___ DATASET EXTRACT

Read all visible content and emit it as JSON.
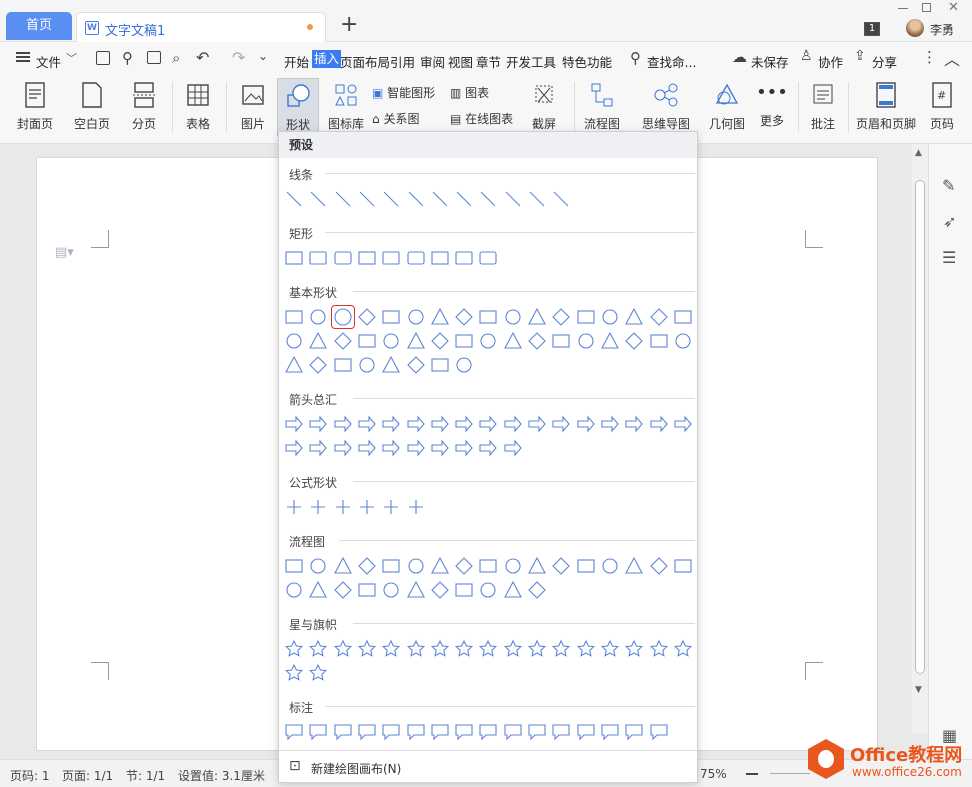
{
  "topbar": {
    "home_tab": "首页",
    "doc_tab": "文字文稿1",
    "doc_icon": "W",
    "count_badge": "1",
    "user_name": "李勇"
  },
  "menu": {
    "file": "文件",
    "tabs": [
      "开始",
      "插入",
      "页面布局",
      "引用",
      "审阅",
      "视图",
      "章节",
      "开发工具",
      "特色功能"
    ],
    "active_tab": "插入",
    "search": "查找命...",
    "unsaved": "未保存",
    "collab": "协作",
    "share": "分享"
  },
  "ribbon": {
    "cover": "封面页",
    "blank": "空白页",
    "pagebreak": "分页",
    "table": "表格",
    "image": "图片",
    "shape": "形状",
    "iconlib": "图标库",
    "smartart": "智能图形",
    "chart": "图表",
    "relation": "关系图",
    "onlinechart": "在线图表",
    "screenshot": "截屏",
    "flowchart": "流程图",
    "mindmap": "思维导图",
    "geometry": "几何图",
    "more": "更多",
    "comment": "批注",
    "header_footer": "页眉和页脚",
    "page_number": "页码"
  },
  "shapes_panel": {
    "preset": "预设",
    "sections": [
      {
        "label": "线条",
        "count": 12
      },
      {
        "label": "矩形",
        "count": 9
      },
      {
        "label": "基本形状",
        "count": 42
      },
      {
        "label": "箭头总汇",
        "count": 27
      },
      {
        "label": "公式形状",
        "count": 6
      },
      {
        "label": "流程图",
        "count": 28
      },
      {
        "label": "星与旗帜",
        "count": 19
      },
      {
        "label": "标注",
        "count": 16
      }
    ],
    "selected_shape": "oval",
    "new_canvas": "新建绘图画布(N)"
  },
  "status": {
    "page": "页码: 1",
    "pages": "页面: 1/1",
    "section": "节: 1/1",
    "setting": "设置值: 3.1厘米",
    "zoom": "75%"
  },
  "watermark": {
    "brand": "Office教程网",
    "url": "www.office26.com"
  }
}
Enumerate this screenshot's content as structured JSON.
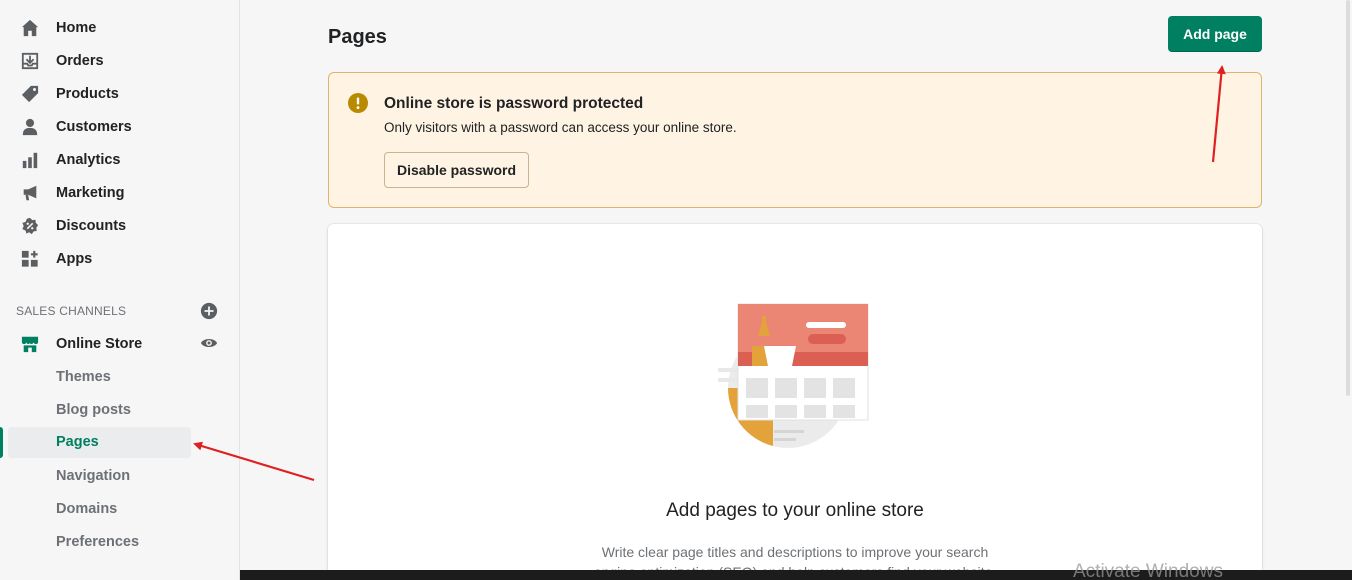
{
  "sidebar": {
    "items": [
      {
        "label": "Home",
        "icon": "home-icon"
      },
      {
        "label": "Orders",
        "icon": "orders-icon"
      },
      {
        "label": "Products",
        "icon": "tag-icon"
      },
      {
        "label": "Customers",
        "icon": "person-icon"
      },
      {
        "label": "Analytics",
        "icon": "bar-chart-icon"
      },
      {
        "label": "Marketing",
        "icon": "megaphone-icon"
      },
      {
        "label": "Discounts",
        "icon": "discount-icon"
      },
      {
        "label": "Apps",
        "icon": "apps-icon"
      }
    ],
    "sales_channels_title": "SALES CHANNELS",
    "online_store": "Online Store",
    "sub_items": [
      "Themes",
      "Blog posts",
      "Pages",
      "Navigation",
      "Domains",
      "Preferences"
    ],
    "active_sub_item": "Pages"
  },
  "header": {
    "title": "Pages",
    "add_button": "Add page"
  },
  "banner": {
    "title": "Online store is password protected",
    "text": "Only visitors with a password can access your online store.",
    "button": "Disable password"
  },
  "empty_state": {
    "title": "Add pages to your online store",
    "text": "Write clear page titles and descriptions to improve your search engine optimization (SEO) and help customers find your website."
  },
  "watermark": "Activate Windows",
  "colors": {
    "brand": "#008060",
    "warning_bg": "#fff4e4",
    "warning_border": "#e0b36b",
    "warning_icon": "#b98900",
    "annotation_arrow": "#e02020"
  }
}
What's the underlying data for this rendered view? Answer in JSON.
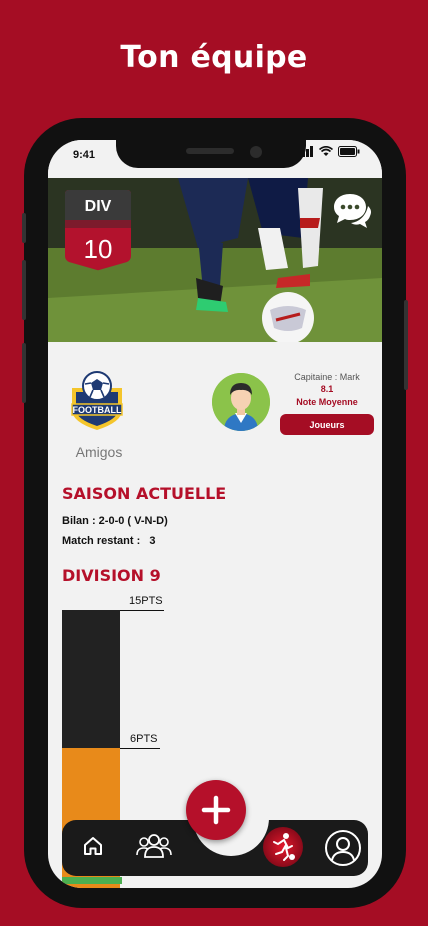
{
  "hero": {
    "title": "Ton équipe"
  },
  "status_bar": {
    "time": "9:41"
  },
  "banner": {
    "div_label": "DIV",
    "div_number": "10",
    "chat_icon": "chat-bubbles-icon"
  },
  "team": {
    "logo_text": "FOOTBALL",
    "name": "Amigos"
  },
  "captain": {
    "label": "Capitaine : Mark",
    "rating": "8.1",
    "rating_label": "Note Moyenne",
    "players_button": "Joueurs"
  },
  "season": {
    "title": "SAISON ACTUELLE",
    "record": "Bilan : 2-0-0 ( V-N-D)",
    "remaining_label": "Match restant :",
    "remaining_value": "3"
  },
  "division": {
    "title": "DIVISION 9",
    "top_label": "15PTS",
    "mid_label": "6PTS",
    "top_points": 15,
    "mid_points": 6
  },
  "nav": {
    "items": [
      {
        "icon": "home-icon"
      },
      {
        "icon": "team-icon"
      },
      {
        "icon": "football-player-icon"
      },
      {
        "icon": "profile-icon"
      }
    ],
    "fab_icon": "plus-icon"
  },
  "colors": {
    "brand_red": "#a50d24",
    "accent_orange": "#e88a1a",
    "dark_bar": "#222222",
    "progress_green": "#4caf50"
  }
}
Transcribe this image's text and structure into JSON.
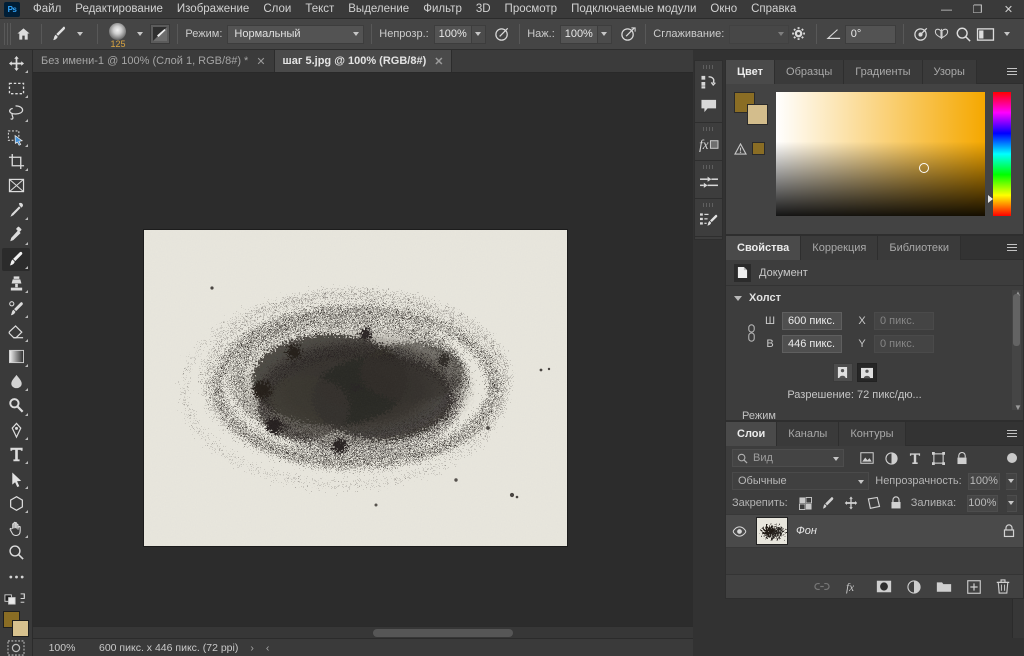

______

• EXERCISE OBJECTIVE
Each entry shown above must be quoted exactly, with its pictures left out.

• SOLUTION FOR THIS PROBLEM
Read all visible content and emit it as JSON.
{
  "topbar": {
    "home_tab": "首页",
    "doc_tab": "文字文稿1",
    "doc_icon": "W",
    "count_badge": "1",
    "user_name": "李勇"
  },
  "menu": {
    "file": "文件",
    "tabs": [
      "开始",
      "插入",
      "页面布局",
      "引用",
      "审阅",
      "视图",
      "章节",
      "开发工具",
      "特色功能"
    ],
    "active_tab": "插入",
    "search": "查找命...",
    "unsaved": "未保存",
    "collab": "协作",
    "share": "分享"
  },
  "ribbon": {
    "cover": "封面页",
    "blank": "空白页",
    "pagebreak": "分页",
    "table": "表格",
    "image": "图片",
    "shape": "形状",
    "iconlib": "图标库",
    "smartart": "智能图形",
    "chart": "图表",
    "relation": "关系图",
    "onlinechart": "在线图表",
    "screenshot": "截屏",
    "flowchart": "流程图",
    "mindmap": "思维导图",
    "geometry": "几何图",
    "more": "更多",
    "comment": "批注",
    "header_footer": "页眉和页脚",
    "page_number": "页码"
  },
  "shapes_panel": {
    "preset": "预设",
    "sections": [
      {
        "label": "线条",
        "count": 12
      },
      {
        "label": "矩形",
        "count": 9
      },
      {
        "label": "基本形状",
        "count": 42
      },
      {
        "label": "箭头总汇",
        "count": 27
      },
      {
        "label": "公式形状",
        "count": 6
      },
      {
        "label": "流程图",
        "count": 28
      },
      {
        "label": "星与旗帜",
        "count": 19
      },
      {
        "label": "标注",
        "count": 16
      }
    ],
    "selected_shape": "oval",
    "new_canvas": "新建绘图画布(N)"
  },
  "status": {
    "page": "页码: 1",
    "pages": "页面: 1/1",
    "section": "节: 1/1",
    "setting": "设置值: 3.1厘米",
    "zoom": "75%"
  },
  "watermark": {
    "brand": "Office教程网",
    "url": "www.office26.com"
  }
}
Enumerate this screenshot's content as structured JSON.
{
  "sidebar": {
    "items": [
      {
        "label": "Home",
        "icon": "home-icon"
      },
      {
        "label": "Orders",
        "icon": "orders-icon"
      },
      {
        "label": "Products",
        "icon": "tag-icon"
      },
      {
        "label": "Customers",
        "icon": "person-icon"
      },
      {
        "label": "Analytics",
        "icon": "bar-chart-icon"
      },
      {
        "label": "Marketing",
        "icon": "megaphone-icon"
      },
      {
        "label": "Discounts",
        "icon": "discount-icon"
      },
      {
        "label": "Apps",
        "icon": "apps-icon"
      }
    ],
    "sales_channels_title": "SALES CHANNELS",
    "online_store": "Online Store",
    "sub_items": [
      "Themes",
      "Blog posts",
      "Pages",
      "Navigation",
      "Domains",
      "Preferences"
    ],
    "active_sub_item": "Pages"
  },
  "header": {
    "title": "Pages",
    "add_button": "Add page"
  },
  "banner": {
    "title": "Online store is password protected",
    "text": "Only visitors with a password can access your online store.",
    "button": "Disable password"
  },
  "empty_state": {
    "title": "Add pages to your online store",
    "text": "Write clear page titles and descriptions to improve your search engine optimization (SEO) and help customers find your website."
  },
  "watermark": "Activate Windows",
  "colors": {
    "brand": "#008060",
    "warning_bg": "#fff4e4",
    "warning_border": "#e0b36b",
    "warning_icon": "#b98900",
    "annotation_arrow": "#e02020"
  }
}
What's the underlying data for this rendered view? Answer in JSON.
{
  "hero": {
    "title": "Ton équipe"
  },
  "status_bar": {
    "time": "9:41"
  },
  "banner": {
    "div_label": "DIV",
    "div_number": "10",
    "chat_icon": "chat-bubbles-icon"
  },
  "team": {
    "logo_text": "FOOTBALL",
    "name": "Amigos"
  },
  "captain": {
    "label": "Capitaine : Mark",
    "rating": "8.1",
    "rating_label": "Note Moyenne",
    "players_button": "Joueurs"
  },
  "season": {
    "title": "SAISON ACTUELLE",
    "record": "Bilan : 2-0-0 ( V-N-D)",
    "remaining_label": "Match restant :",
    "remaining_value": "3"
  },
  "division": {
    "title": "DIVISION 9",
    "top_label": "15PTS",
    "mid_label": "6PTS",
    "top_points": 15,
    "mid_points": 6
  },
  "nav": {
    "items": [
      {
        "icon": "home-icon"
      },
      {
        "icon": "team-icon"
      },
      {
        "icon": "football-player-icon"
      },
      {
        "icon": "profile-icon"
      }
    ],
    "fab_icon": "plus-icon"
  },
  "colors": {
    "brand_red": "#a50d24",
    "accent_orange": "#e88a1a",
    "dark_bar": "#222222",
    "progress_green": "#4caf50"
  }
}
Transcribe this image's text and structure into JSON.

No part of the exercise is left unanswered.